**STATED EXERCISE**
Return all lines with the word "solution" in them.

— start of MATERIAL —

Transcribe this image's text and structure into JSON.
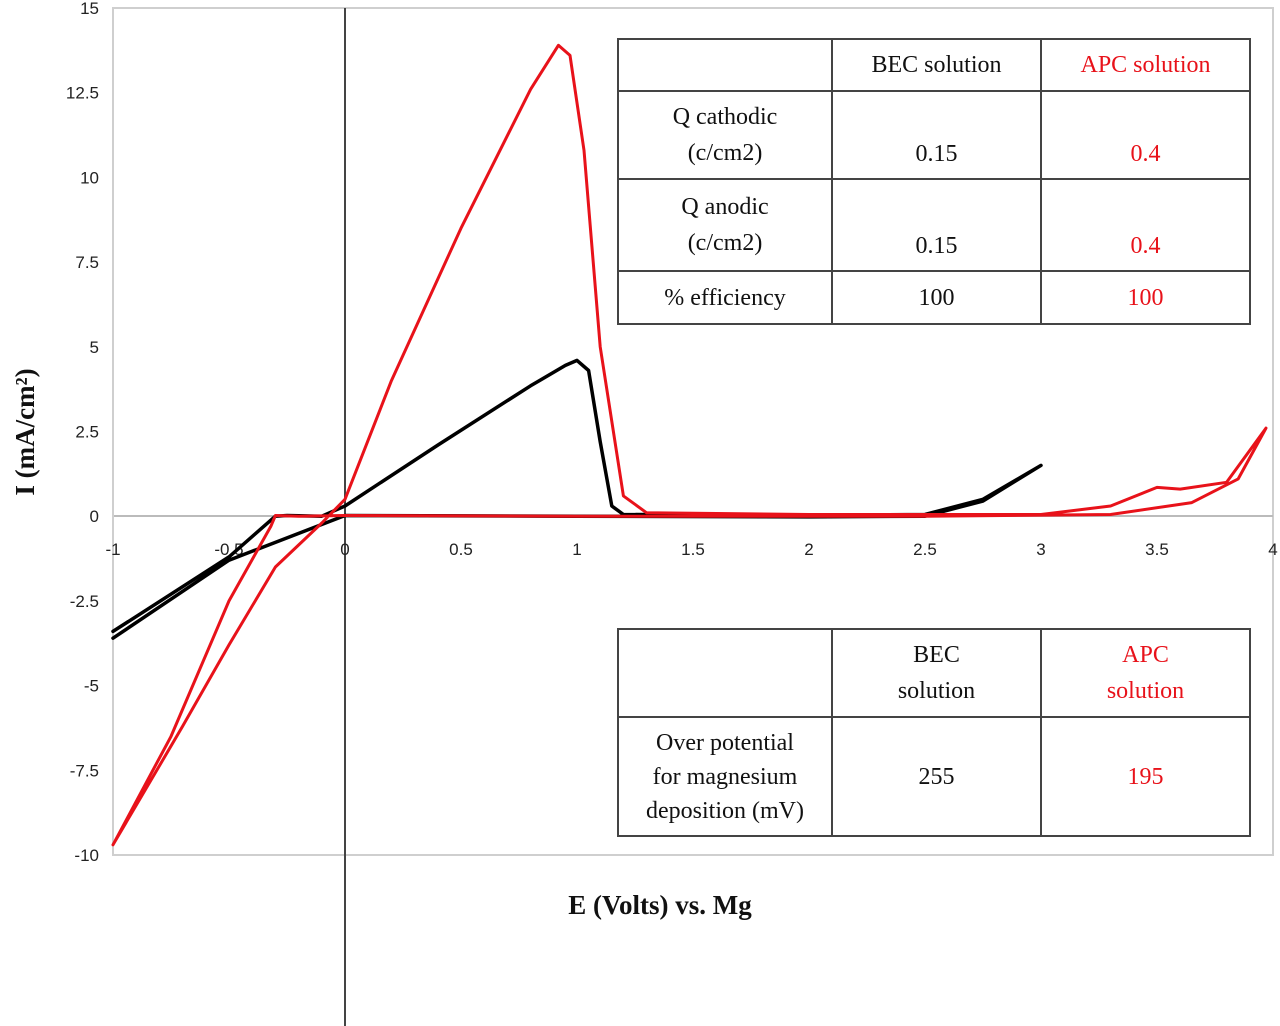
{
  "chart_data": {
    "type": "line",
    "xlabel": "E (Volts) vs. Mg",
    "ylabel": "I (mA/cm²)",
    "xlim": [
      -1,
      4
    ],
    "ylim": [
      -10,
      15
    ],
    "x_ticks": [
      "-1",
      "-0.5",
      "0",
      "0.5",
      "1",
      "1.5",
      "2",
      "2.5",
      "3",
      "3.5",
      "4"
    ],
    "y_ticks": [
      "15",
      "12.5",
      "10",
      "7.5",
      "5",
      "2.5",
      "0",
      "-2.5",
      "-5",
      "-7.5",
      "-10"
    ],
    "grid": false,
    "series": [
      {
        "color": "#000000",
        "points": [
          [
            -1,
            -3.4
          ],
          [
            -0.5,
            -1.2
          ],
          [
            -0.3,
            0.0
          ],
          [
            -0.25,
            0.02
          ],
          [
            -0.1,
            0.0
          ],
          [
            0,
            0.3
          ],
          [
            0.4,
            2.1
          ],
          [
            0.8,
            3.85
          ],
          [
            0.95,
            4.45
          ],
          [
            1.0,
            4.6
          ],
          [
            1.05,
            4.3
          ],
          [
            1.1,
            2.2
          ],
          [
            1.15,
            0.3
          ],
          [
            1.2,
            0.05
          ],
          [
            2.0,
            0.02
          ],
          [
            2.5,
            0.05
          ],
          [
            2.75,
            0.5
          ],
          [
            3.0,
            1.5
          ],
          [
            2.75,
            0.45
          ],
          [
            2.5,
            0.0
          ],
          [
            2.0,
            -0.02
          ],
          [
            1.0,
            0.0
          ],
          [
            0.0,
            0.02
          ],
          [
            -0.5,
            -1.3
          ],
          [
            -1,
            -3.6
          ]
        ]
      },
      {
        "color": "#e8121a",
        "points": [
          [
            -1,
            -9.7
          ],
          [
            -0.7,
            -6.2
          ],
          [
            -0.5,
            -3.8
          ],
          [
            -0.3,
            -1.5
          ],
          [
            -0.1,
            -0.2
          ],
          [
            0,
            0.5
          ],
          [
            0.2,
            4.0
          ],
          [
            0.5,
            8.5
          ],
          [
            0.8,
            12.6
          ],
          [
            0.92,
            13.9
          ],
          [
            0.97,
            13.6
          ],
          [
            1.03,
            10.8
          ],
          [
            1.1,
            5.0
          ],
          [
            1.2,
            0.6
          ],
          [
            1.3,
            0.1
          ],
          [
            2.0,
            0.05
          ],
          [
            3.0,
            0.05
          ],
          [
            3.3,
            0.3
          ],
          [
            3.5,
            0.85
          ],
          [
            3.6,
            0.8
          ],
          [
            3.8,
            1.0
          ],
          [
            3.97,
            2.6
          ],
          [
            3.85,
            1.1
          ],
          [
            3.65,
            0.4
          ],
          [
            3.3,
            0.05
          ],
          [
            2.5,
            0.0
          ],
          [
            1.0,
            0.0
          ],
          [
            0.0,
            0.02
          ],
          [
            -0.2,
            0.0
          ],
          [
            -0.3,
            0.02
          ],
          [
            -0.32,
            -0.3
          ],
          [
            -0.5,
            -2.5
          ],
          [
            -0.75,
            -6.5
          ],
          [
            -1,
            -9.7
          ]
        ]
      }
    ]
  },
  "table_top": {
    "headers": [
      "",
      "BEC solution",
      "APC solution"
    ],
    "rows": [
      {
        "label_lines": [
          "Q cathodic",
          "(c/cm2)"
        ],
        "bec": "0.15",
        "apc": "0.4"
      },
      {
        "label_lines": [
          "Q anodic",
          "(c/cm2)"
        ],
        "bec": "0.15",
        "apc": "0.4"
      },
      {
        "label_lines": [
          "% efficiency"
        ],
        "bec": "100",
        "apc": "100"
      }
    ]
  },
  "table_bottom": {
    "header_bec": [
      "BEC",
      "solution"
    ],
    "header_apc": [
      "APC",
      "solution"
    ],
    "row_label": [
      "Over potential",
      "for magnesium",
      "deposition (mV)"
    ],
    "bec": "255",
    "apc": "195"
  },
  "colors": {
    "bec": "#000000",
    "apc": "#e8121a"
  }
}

— end of MATERIAL —

**TASK OUTPUT**
      "BEC solution",
      "APC solution"
      "solution"
      "solution"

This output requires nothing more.